### What is needed
Look through the listing below and work out how many of its lines hold the word "terre". Give only the number.
===== Data listing =====
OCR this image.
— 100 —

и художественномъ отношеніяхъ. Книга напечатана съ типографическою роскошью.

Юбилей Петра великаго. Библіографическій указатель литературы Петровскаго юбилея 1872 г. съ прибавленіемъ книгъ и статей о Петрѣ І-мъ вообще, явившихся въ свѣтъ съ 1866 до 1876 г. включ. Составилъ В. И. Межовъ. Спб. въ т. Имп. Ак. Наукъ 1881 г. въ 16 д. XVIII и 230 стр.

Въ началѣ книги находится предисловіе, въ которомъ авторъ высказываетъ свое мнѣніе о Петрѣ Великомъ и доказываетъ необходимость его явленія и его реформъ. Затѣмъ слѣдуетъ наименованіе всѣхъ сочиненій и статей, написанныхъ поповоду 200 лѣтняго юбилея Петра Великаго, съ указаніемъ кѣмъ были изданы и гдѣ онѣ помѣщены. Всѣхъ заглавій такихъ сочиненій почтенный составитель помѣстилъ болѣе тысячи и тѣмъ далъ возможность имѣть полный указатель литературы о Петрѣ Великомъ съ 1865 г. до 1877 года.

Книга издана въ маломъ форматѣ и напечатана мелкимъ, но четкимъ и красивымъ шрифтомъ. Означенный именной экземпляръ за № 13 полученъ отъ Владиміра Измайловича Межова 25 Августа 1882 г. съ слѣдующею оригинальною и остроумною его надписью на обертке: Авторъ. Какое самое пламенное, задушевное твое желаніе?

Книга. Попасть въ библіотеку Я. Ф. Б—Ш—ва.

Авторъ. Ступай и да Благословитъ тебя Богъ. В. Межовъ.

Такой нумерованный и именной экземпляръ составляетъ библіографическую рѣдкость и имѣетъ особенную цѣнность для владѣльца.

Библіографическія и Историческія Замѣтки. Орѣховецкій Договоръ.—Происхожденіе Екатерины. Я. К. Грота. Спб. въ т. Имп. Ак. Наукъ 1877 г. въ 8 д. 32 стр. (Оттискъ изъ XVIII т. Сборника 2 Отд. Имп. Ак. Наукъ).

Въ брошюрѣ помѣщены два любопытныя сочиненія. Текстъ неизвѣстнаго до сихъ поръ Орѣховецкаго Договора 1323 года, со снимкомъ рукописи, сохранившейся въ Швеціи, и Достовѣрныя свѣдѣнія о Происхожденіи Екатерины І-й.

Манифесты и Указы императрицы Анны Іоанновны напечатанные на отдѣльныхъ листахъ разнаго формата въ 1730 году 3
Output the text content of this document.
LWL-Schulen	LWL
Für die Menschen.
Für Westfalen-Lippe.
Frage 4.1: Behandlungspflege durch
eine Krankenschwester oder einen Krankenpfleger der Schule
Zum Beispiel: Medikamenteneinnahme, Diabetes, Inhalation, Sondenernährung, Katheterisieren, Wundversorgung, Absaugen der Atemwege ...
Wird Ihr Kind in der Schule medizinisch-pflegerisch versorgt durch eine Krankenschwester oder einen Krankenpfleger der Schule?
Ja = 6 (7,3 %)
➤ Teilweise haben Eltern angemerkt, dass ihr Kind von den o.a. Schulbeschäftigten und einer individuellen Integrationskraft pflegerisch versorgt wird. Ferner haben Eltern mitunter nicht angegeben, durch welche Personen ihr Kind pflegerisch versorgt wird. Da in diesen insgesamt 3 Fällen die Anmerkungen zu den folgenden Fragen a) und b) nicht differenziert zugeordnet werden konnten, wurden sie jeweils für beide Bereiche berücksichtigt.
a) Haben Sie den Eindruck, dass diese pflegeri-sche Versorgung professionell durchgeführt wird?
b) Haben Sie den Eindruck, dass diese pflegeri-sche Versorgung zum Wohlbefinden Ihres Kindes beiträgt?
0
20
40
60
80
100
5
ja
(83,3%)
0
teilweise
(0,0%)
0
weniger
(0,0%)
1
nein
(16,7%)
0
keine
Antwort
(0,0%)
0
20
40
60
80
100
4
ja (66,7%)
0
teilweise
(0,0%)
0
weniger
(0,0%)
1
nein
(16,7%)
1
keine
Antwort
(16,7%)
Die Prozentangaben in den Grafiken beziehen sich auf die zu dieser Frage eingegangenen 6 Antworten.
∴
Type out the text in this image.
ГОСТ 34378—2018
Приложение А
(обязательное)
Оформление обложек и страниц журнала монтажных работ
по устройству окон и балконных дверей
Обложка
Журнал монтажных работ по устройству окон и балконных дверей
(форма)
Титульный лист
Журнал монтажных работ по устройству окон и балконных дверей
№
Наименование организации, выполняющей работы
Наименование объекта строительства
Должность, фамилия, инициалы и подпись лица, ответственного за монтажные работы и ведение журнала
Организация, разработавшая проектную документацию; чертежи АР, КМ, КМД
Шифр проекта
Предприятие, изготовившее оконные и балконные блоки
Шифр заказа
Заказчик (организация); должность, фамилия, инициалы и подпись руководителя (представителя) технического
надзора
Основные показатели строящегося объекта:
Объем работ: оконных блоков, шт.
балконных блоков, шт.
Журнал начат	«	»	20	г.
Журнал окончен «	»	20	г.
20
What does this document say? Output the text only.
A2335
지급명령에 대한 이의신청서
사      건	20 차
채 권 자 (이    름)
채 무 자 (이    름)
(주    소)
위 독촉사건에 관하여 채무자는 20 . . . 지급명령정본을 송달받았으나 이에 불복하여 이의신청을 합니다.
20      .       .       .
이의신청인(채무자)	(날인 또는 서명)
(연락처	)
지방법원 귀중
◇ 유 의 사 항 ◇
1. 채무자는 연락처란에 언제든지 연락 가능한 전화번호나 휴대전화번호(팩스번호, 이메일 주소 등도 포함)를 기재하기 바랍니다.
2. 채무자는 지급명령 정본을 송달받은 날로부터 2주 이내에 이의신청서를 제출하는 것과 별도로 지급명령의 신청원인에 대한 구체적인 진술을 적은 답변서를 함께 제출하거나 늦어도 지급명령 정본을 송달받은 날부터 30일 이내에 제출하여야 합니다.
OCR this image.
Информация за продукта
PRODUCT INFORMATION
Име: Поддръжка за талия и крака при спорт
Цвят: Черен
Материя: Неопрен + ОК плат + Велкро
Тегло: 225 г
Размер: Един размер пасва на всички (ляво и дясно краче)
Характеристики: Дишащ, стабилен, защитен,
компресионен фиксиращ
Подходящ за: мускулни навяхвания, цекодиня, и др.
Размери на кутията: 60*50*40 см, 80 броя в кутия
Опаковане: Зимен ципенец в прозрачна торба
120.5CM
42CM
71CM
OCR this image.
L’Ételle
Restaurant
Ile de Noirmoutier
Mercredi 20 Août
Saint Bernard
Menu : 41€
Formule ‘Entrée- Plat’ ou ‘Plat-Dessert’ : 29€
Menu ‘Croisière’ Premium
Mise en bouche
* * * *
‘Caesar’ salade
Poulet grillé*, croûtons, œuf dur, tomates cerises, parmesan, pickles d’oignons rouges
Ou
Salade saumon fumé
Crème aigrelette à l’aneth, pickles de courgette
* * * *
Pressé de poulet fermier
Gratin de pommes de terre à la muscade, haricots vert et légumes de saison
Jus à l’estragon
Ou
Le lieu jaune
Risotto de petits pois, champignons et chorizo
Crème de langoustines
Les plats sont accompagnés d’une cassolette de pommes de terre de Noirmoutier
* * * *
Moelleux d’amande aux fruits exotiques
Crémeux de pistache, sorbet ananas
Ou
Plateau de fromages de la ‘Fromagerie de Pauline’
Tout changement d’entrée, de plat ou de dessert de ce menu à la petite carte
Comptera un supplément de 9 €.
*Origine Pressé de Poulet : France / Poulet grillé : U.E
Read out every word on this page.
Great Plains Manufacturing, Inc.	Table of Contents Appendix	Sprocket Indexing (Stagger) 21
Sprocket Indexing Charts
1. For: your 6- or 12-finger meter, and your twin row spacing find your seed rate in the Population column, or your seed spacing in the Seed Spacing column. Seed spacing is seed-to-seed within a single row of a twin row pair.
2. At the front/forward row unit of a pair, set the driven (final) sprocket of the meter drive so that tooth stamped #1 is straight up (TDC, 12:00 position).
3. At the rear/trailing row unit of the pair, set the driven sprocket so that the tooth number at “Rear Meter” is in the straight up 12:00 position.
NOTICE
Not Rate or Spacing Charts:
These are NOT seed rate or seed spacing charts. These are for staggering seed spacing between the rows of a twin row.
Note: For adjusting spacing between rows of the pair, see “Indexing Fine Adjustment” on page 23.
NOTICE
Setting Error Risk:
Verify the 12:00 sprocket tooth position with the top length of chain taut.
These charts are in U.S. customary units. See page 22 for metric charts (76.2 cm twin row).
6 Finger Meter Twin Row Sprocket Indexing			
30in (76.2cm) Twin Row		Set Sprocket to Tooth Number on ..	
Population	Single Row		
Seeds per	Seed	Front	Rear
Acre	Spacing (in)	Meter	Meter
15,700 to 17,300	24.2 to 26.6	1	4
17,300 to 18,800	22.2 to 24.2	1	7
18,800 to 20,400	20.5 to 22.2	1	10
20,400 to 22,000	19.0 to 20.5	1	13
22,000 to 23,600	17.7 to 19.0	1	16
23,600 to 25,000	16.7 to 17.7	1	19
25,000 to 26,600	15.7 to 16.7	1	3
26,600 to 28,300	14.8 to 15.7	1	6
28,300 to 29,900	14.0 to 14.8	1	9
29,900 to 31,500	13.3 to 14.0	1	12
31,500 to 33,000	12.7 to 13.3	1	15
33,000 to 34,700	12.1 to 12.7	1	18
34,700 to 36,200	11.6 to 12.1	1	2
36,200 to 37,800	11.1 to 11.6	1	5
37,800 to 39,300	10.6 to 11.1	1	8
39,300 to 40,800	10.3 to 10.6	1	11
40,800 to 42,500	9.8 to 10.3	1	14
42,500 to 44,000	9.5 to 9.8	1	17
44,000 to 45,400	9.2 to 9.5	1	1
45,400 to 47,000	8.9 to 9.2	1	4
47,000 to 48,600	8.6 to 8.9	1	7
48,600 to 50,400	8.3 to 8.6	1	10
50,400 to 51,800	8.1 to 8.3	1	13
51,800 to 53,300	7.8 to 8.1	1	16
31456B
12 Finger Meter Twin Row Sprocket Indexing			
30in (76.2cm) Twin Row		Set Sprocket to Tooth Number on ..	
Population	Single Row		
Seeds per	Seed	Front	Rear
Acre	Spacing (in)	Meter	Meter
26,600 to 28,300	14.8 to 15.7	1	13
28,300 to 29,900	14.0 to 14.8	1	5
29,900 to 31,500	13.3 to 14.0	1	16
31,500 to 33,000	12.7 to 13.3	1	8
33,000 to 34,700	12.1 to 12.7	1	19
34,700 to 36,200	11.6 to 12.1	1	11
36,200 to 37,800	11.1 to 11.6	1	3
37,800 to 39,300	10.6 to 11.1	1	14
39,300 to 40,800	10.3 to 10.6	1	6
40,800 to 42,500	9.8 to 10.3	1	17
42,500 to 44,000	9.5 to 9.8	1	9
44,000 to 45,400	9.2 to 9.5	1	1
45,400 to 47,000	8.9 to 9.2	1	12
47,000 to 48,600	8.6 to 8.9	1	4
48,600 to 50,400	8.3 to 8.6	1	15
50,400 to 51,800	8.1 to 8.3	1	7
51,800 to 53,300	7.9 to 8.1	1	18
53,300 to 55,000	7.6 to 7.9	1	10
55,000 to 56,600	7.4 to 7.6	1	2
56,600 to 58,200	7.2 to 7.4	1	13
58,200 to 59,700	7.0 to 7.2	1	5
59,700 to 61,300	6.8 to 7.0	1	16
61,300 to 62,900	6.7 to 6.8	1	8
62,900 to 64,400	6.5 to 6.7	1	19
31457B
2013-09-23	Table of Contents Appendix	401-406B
=====
### Result below
2